◆ **Aim of the exercise**
Extract all lines that hold "commands" from the records below.

◆ **Data records**
-=-=-=-=-
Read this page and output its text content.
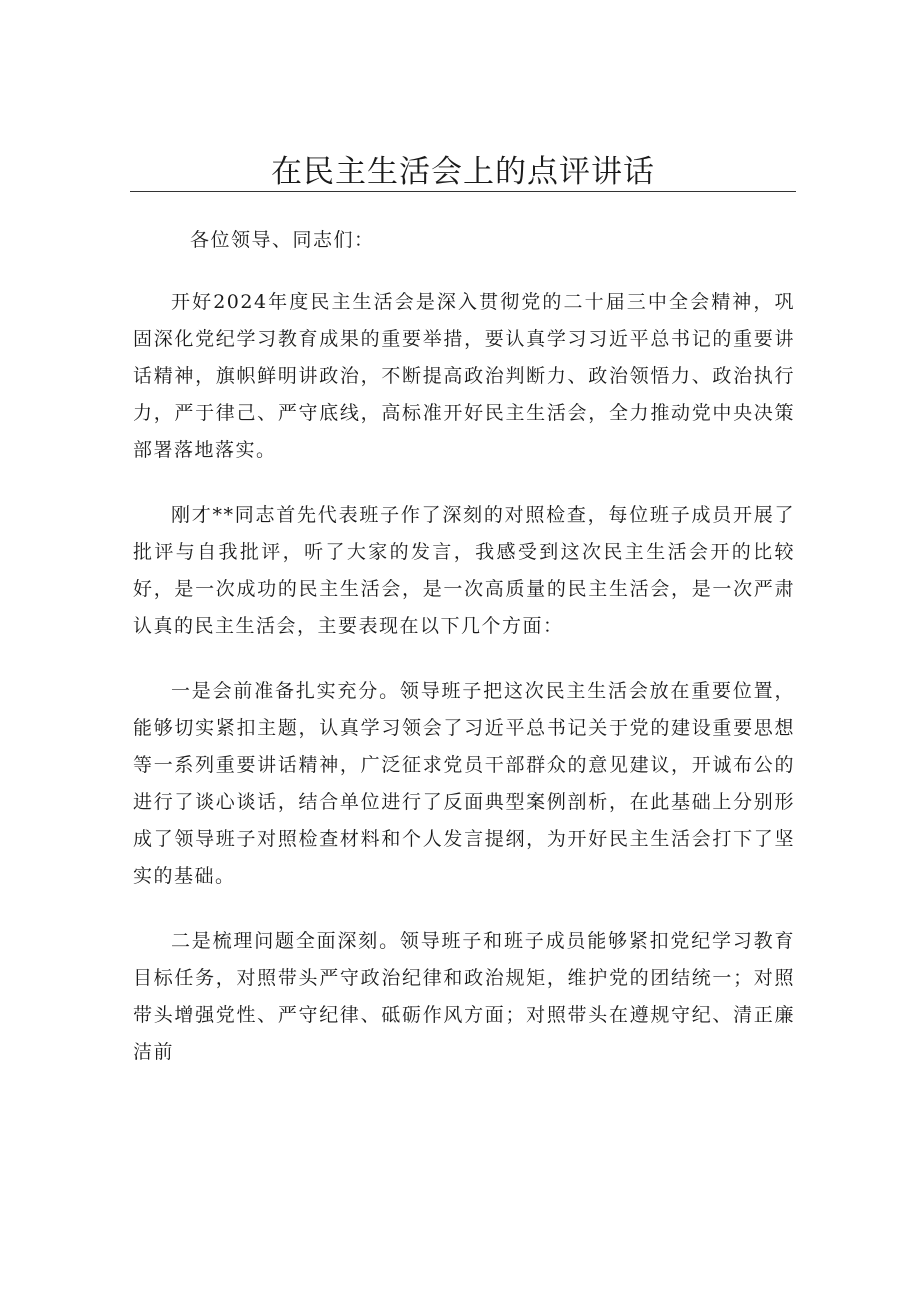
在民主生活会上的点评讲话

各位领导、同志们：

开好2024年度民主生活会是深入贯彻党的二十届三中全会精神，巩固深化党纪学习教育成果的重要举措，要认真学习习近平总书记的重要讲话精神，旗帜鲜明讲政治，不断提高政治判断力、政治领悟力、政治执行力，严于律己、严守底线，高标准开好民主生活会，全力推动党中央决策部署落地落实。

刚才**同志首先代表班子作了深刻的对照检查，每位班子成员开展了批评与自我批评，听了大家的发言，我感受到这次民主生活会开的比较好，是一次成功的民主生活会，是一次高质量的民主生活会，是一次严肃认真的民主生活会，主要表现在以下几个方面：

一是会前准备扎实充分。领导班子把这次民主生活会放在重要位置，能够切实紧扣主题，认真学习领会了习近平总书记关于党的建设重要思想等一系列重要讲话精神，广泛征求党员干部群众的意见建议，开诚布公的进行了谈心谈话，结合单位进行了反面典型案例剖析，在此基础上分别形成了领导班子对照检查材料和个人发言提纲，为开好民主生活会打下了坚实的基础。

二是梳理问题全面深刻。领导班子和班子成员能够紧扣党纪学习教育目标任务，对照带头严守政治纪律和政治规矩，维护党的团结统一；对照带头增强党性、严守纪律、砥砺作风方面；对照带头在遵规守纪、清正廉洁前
-=-=-=-=-
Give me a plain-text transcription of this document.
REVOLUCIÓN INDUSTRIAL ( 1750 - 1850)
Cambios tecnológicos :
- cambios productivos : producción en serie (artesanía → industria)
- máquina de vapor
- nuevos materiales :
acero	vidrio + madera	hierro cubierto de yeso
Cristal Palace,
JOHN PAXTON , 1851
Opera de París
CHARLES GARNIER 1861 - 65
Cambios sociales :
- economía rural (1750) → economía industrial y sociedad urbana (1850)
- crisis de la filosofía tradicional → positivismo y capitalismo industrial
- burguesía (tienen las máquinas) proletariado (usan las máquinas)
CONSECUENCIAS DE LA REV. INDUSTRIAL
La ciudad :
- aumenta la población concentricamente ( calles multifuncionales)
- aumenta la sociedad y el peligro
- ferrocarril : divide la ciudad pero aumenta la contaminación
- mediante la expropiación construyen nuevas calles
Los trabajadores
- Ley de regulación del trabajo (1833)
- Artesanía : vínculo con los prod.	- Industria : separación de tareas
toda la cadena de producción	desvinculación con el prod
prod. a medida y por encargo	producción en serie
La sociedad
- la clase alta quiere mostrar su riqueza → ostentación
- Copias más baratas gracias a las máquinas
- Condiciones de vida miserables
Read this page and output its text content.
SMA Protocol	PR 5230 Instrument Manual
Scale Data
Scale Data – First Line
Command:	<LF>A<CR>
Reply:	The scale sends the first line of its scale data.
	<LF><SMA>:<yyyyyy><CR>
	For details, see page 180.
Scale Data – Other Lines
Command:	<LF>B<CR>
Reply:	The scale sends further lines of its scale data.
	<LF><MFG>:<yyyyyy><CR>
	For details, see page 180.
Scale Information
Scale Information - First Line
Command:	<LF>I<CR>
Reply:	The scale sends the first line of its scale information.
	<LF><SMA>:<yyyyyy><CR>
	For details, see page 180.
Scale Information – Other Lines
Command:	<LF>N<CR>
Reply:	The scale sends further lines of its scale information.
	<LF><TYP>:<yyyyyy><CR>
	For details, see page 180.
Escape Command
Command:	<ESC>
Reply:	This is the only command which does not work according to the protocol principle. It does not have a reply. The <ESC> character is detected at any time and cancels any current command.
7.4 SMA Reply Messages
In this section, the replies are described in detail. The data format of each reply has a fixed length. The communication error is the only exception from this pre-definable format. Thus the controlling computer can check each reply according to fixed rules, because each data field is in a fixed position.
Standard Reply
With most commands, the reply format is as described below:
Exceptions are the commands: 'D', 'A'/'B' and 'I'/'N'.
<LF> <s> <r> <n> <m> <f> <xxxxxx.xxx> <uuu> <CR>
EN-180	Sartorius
-=-=-=-=-
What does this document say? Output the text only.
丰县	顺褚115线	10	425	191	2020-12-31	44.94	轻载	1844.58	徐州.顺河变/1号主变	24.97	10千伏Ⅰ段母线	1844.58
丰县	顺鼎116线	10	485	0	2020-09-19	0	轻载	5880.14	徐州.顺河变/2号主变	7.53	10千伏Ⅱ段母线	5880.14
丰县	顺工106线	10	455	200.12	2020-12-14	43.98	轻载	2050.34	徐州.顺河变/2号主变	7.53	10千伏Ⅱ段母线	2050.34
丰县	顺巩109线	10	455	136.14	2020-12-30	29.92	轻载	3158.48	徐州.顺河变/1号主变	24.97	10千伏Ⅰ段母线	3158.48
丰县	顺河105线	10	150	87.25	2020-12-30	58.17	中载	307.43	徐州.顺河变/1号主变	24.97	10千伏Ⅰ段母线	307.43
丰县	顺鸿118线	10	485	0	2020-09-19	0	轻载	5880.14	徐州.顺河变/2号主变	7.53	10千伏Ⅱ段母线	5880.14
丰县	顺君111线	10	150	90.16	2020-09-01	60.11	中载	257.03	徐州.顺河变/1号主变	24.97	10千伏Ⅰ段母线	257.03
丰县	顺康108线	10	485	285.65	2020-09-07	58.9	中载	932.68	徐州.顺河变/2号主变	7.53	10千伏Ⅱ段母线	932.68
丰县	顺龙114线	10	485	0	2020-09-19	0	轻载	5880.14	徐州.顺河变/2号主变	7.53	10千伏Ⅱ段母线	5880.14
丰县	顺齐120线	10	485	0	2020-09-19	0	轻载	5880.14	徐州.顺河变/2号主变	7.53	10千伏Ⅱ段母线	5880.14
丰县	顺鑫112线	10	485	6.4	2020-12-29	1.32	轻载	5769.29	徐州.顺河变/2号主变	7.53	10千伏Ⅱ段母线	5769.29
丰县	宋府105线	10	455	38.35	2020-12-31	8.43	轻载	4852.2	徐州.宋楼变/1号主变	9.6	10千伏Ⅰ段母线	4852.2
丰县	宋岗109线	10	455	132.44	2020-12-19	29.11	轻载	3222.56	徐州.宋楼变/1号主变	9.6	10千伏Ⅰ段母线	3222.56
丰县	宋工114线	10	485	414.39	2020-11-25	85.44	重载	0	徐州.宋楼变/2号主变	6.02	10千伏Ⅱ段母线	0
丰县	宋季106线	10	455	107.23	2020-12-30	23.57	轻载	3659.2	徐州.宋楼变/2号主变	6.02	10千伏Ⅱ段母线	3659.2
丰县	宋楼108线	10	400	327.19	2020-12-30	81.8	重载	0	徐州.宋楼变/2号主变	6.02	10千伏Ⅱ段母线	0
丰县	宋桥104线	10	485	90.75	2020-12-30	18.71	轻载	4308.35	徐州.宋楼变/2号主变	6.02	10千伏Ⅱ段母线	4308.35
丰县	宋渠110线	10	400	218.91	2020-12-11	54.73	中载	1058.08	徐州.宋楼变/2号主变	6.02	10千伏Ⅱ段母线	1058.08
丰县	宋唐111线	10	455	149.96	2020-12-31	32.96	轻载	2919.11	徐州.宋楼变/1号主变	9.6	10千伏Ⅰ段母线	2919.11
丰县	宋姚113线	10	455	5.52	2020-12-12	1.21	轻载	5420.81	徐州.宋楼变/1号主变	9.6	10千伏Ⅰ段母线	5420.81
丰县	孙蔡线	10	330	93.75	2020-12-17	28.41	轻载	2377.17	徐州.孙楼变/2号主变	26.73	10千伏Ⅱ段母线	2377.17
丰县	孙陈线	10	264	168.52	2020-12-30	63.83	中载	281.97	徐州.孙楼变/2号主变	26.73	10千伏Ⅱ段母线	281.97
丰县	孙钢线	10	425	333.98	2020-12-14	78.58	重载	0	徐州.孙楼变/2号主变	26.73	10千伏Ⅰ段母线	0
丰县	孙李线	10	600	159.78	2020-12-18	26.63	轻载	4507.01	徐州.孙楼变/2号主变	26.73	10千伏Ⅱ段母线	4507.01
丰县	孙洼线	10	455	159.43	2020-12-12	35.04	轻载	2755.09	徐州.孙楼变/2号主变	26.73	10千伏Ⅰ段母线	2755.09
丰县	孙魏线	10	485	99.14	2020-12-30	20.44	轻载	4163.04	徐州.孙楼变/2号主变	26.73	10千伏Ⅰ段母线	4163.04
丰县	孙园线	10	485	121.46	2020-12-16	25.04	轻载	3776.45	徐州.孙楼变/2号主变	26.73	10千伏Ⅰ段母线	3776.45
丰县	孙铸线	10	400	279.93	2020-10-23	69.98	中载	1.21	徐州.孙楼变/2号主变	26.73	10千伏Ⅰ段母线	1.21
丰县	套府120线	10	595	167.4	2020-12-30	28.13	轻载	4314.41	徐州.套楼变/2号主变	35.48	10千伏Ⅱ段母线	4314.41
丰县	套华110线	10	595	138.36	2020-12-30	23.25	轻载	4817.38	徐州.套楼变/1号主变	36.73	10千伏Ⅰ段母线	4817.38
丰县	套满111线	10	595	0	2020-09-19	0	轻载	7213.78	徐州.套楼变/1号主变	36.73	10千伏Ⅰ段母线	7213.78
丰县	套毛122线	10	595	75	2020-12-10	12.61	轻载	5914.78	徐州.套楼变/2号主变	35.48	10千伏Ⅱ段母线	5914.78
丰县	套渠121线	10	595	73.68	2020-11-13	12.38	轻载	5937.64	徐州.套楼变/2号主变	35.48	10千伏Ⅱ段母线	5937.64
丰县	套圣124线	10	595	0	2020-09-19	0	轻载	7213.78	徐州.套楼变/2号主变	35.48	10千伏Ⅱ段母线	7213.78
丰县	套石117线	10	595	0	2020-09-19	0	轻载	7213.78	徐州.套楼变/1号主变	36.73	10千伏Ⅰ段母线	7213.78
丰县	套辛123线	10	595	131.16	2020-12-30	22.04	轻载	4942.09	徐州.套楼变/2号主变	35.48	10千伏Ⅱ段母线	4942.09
-=-=-=-=-
◆ **Final result**
With most commands, the reply format is as described below:
Exceptions are the commands: 'D', 'A'/'B' and 'I'/'N'.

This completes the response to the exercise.